Problem statement ▸
Exactly reproduce all the records, keeping pictures out of the copy.

****************

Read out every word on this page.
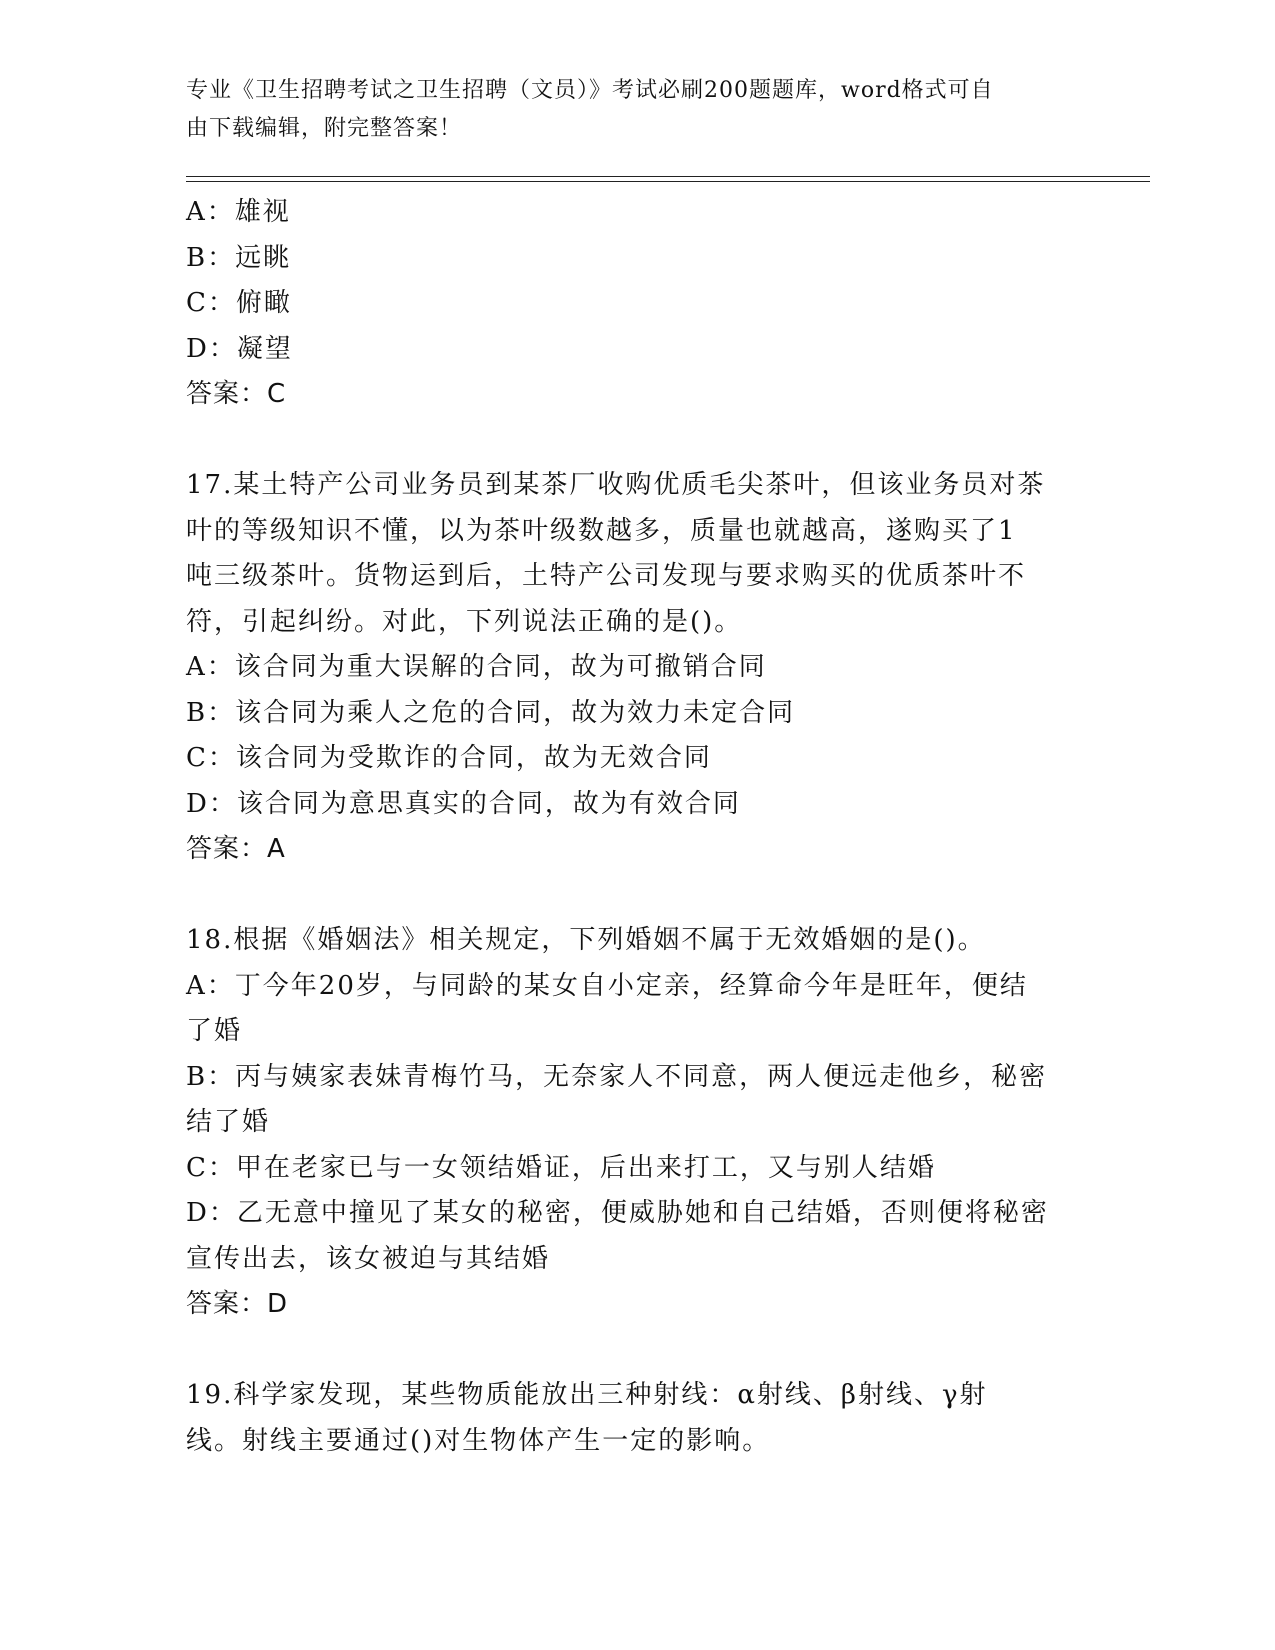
专业《卫生招聘考试之卫生招聘（文员）》考试必刷200题题库，word格式可自
由下载编辑，附完整答案！
A：雄视
B：远眺
C：俯瞰
D：凝望
答案：C
17.某土特产公司业务员到某茶厂收购优质毛尖茶叶，但该业务员对茶
叶的等级知识不懂，以为茶叶级数越多，质量也就越高，遂购买了1
吨三级茶叶。货物运到后，土特产公司发现与要求购买的优质茶叶不
符，引起纠纷。对此，下列说法正确的是()。
A：该合同为重大误解的合同，故为可撤销合同
B：该合同为乘人之危的合同，故为效力未定合同
C：该合同为受欺诈的合同，故为无效合同
D：该合同为意思真实的合同，故为有效合同
答案：A
18.根据《婚姻法》相关规定，下列婚姻不属于无效婚姻的是()。
A：丁今年20岁，与同龄的某女自小定亲，经算命今年是旺年，便结
了婚
B：丙与姨家表妹青梅竹马，无奈家人不同意，两人便远走他乡，秘密
结了婚
C：甲在老家已与一女领结婚证，后出来打工，又与别人结婚
D：乙无意中撞见了某女的秘密，便威胁她和自己结婚，否则便将秘密
宣传出去，该女被迫与其结婚
答案：D
19.科学家发现，某些物质能放出三种射线：α射线、β射线、γ射
线。射线主要通过()对生物体产生一定的影响。
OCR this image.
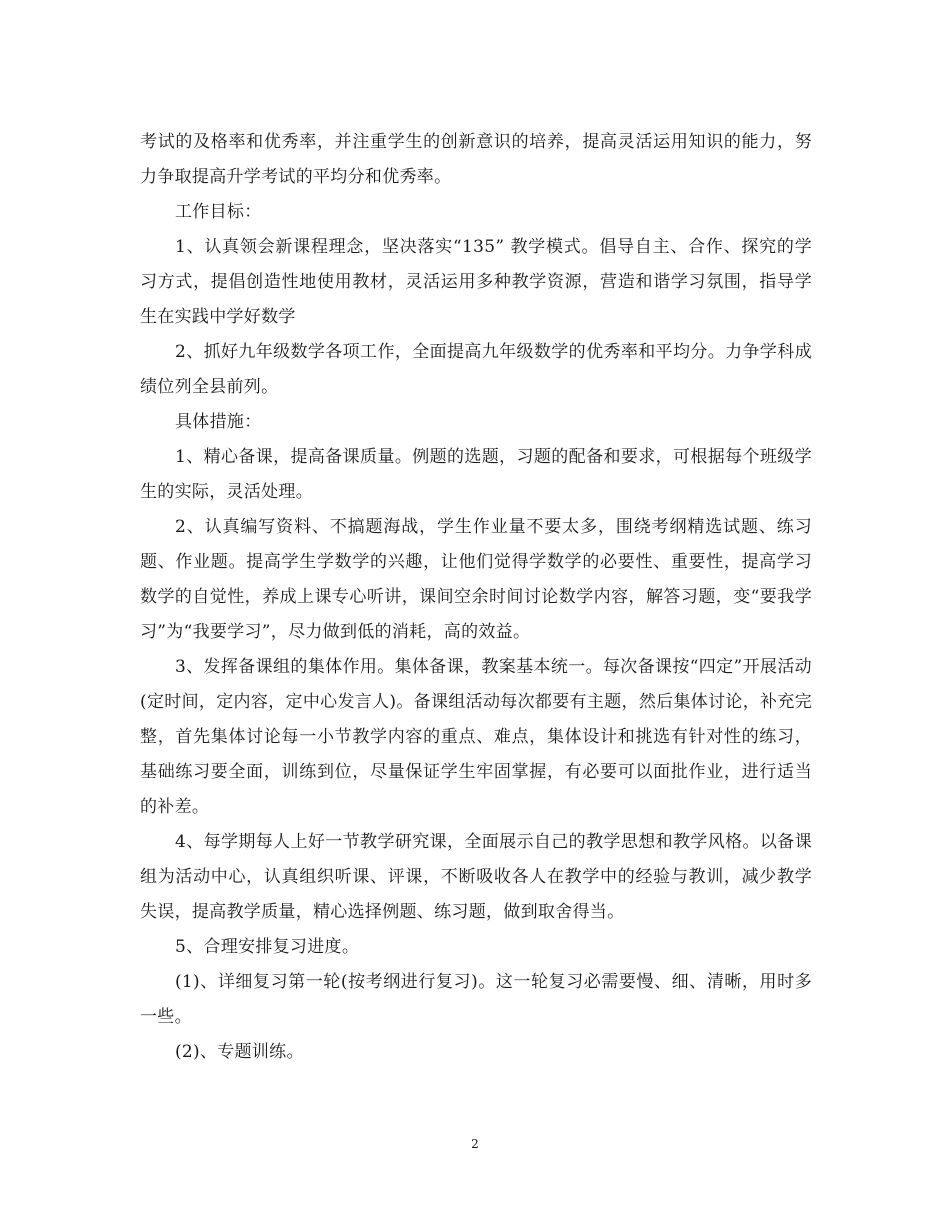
考试的及格率和优秀率，并注重学生的创新意识的培养，提高灵活运用知识的能力，努力争取提高升学考试的平均分和优秀率。

工作目标：

1、认真领会新课程理念，坚决落实“135” 教学模式。倡导自主、合作、探究的学习方式，提倡创造性地使用教材，灵活运用多种教学资源，营造和谐学习氛围，指导学生在实践中学好数学

2、抓好九年级数学各项工作，全面提高九年级数学的优秀率和平均分。力争学科成绩位列全县前列。

具体措施：

1、精心备课，提高备课质量。例题的选题，习题的配备和要求，可根据每个班级学生的实际，灵活处理。

2、认真编写资料、不搞题海战，学生作业量不要太多，围绕考纲精选试题、练习题、作业题。提高学生学数学的兴趣，让他们觉得学数学的必要性、重要性，提高学习数学的自觉性，养成上课专心听讲，课间空余时间讨论数学内容，解答习题，变“要我学习”为“我要学习”，尽力做到低的消耗，高的效益。

3、发挥备课组的集体作用。集体备课，教案基本统一。每次备课按“四定”开展活动(定时间，定内容，定中心发言人)。备课组活动每次都要有主题，然后集体讨论，补充完整，首先集体讨论每一小节教学内容的重点、难点，集体设计和挑选有针对性的练习，基础练习要全面，训练到位，尽量保证学生牢固掌握，有必要可以面批作业，进行适当的补差。

4、每学期每人上好一节教学研究课，全面展示自己的教学思想和教学风格。以备课组为活动中心，认真组织听课、评课，不断吸收各人在教学中的经验与教训，减少教学失误，提高教学质量，精心选择例题、练习题，做到取舍得当。

5、合理安排复习进度。

(1)、详细复习第一轮(按考纲进行复习)。这一轮复习必需要慢、细、清晰，用时多一些。

(2)、专题训练。

2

****************

The output ▸
Read out every word on this page.
专业《卫生招聘考试之卫生招聘（文员）》考试必刷200题题库，word格式可自
由下载编辑，附完整答案！
A：雄视
B：远眺
C：俯瞰
D：凝望
答案：C
17.某土特产公司业务员到某茶厂收购优质毛尖茶叶，但该业务员对茶
叶的等级知识不懂，以为茶叶级数越多，质量也就越高，遂购买了1
吨三级茶叶。货物运到后，土特产公司发现与要求购买的优质茶叶不
符，引起纠纷。对此，下列说法正确的是()。
A：该合同为重大误解的合同，故为可撤销合同
B：该合同为乘人之危的合同，故为效力未定合同
C：该合同为受欺诈的合同，故为无效合同
D：该合同为意思真实的合同，故为有效合同
答案：A
18.根据《婚姻法》相关规定，下列婚姻不属于无效婚姻的是()。
A：丁今年20岁，与同龄的某女自小定亲，经算命今年是旺年，便结
了婚
B：丙与姨家表妹青梅竹马，无奈家人不同意，两人便远走他乡，秘密
结了婚
C：甲在老家已与一女领结婚证，后出来打工，又与别人结婚
D：乙无意中撞见了某女的秘密，便威胁她和自己结婚，否则便将秘密
宣传出去，该女被迫与其结婚
答案：D
19.科学家发现，某些物质能放出三种射线：α射线、β射线、γ射
线。射线主要通过()对生物体产生一定的影响。
OCR this image.
考试的及格率和优秀率，并注重学生的创新意识的培养，提高灵活运用知识的能力，努力争取提高升学考试的平均分和优秀率。

工作目标：

1、认真领会新课程理念，坚决落实“135” 教学模式。倡导自主、合作、探究的学习方式，提倡创造性地使用教材，灵活运用多种教学资源，营造和谐学习氛围，指导学生在实践中学好数学

2、抓好九年级数学各项工作，全面提高九年级数学的优秀率和平均分。力争学科成绩位列全县前列。

具体措施：

1、精心备课，提高备课质量。例题的选题，习题的配备和要求，可根据每个班级学生的实际，灵活处理。

2、认真编写资料、不搞题海战，学生作业量不要太多，围绕考纲精选试题、练习题、作业题。提高学生学数学的兴趣，让他们觉得学数学的必要性、重要性，提高学习数学的自觉性，养成上课专心听讲，课间空余时间讨论数学内容，解答习题，变“要我学习”为“我要学习”，尽力做到低的消耗，高的效益。

3、发挥备课组的集体作用。集体备课，教案基本统一。每次备课按“四定”开展活动(定时间，定内容，定中心发言人)。备课组活动每次都要有主题，然后集体讨论，补充完整，首先集体讨论每一小节教学内容的重点、难点，集体设计和挑选有针对性的练习，基础练习要全面，训练到位，尽量保证学生牢固掌握，有必要可以面批作业，进行适当的补差。

4、每学期每人上好一节教学研究课，全面展示自己的教学思想和教学风格。以备课组为活动中心，认真组织听课、评课，不断吸收各人在教学中的经验与教训，减少教学失误，提高教学质量，精心选择例题、练习题，做到取舍得当。

5、合理安排复习进度。

(1)、详细复习第一轮(按考纲进行复习)。这一轮复习必需要慢、细、清晰，用时多一些。

(2)、专题训练。

2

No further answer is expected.